Records provided
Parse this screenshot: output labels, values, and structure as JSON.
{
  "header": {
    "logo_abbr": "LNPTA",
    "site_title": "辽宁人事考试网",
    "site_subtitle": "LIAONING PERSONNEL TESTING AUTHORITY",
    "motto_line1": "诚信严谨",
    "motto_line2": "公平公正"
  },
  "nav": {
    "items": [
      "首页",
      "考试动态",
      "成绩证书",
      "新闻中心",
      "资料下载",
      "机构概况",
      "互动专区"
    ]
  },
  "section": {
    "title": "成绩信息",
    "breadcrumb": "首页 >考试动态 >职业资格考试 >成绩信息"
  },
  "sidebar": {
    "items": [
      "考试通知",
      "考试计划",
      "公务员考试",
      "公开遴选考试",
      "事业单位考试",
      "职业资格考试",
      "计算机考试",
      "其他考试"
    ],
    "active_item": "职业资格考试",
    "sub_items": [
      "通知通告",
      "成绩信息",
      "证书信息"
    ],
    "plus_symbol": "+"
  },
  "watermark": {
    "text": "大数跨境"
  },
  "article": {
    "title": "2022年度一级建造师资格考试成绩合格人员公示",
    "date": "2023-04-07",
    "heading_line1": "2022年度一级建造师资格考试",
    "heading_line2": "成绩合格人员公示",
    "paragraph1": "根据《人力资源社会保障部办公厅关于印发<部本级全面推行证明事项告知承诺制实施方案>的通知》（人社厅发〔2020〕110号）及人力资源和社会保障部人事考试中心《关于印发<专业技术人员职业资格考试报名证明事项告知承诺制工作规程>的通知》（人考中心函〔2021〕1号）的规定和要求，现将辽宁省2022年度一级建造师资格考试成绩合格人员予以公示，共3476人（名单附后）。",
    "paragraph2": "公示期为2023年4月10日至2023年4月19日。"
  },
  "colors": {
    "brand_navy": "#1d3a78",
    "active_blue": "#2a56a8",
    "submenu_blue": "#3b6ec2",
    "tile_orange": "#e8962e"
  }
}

Request
Set down the material above again, word for word.

Output
Parse this screenshot: output labels, values, and structure as JSON.
{
  "header": {
    "logo_abbr": "LNPTA",
    "site_title": "辽宁人事考试网",
    "site_subtitle": "LIAONING PERSONNEL TESTING AUTHORITY",
    "motto_line1": "诚信严谨",
    "motto_line2": "公平公正"
  },
  "nav": {
    "items": [
      "首页",
      "考试动态",
      "成绩证书",
      "新闻中心",
      "资料下载",
      "机构概况",
      "互动专区"
    ]
  },
  "section": {
    "title": "成绩信息",
    "breadcrumb": "首页 >考试动态 >职业资格考试 >成绩信息"
  },
  "sidebar": {
    "items": [
      "考试通知",
      "考试计划",
      "公务员考试",
      "公开遴选考试",
      "事业单位考试",
      "职业资格考试",
      "计算机考试",
      "其他考试"
    ],
    "active_item": "职业资格考试",
    "sub_items": [
      "通知通告",
      "成绩信息",
      "证书信息"
    ],
    "plus_symbol": "+"
  },
  "watermark": {
    "text": "大数跨境"
  },
  "article": {
    "title": "2022年度一级建造师资格考试成绩合格人员公示",
    "date": "2023-04-07",
    "heading_line1": "2022年度一级建造师资格考试",
    "heading_line2": "成绩合格人员公示",
    "paragraph1": "根据《人力资源社会保障部办公厅关于印发<部本级全面推行证明事项告知承诺制实施方案>的通知》（人社厅发〔2020〕110号）及人力资源和社会保障部人事考试中心《关于印发<专业技术人员职业资格考试报名证明事项告知承诺制工作规程>的通知》（人考中心函〔2021〕1号）的规定和要求，现将辽宁省2022年度一级建造师资格考试成绩合格人员予以公示，共3476人（名单附后）。",
    "paragraph2": "公示期为2023年4月10日至2023年4月19日。"
  },
  "colors": {
    "brand_navy": "#1d3a78",
    "active_blue": "#2a56a8",
    "submenu_blue": "#3b6ec2",
    "tile_orange": "#e8962e"
  }
}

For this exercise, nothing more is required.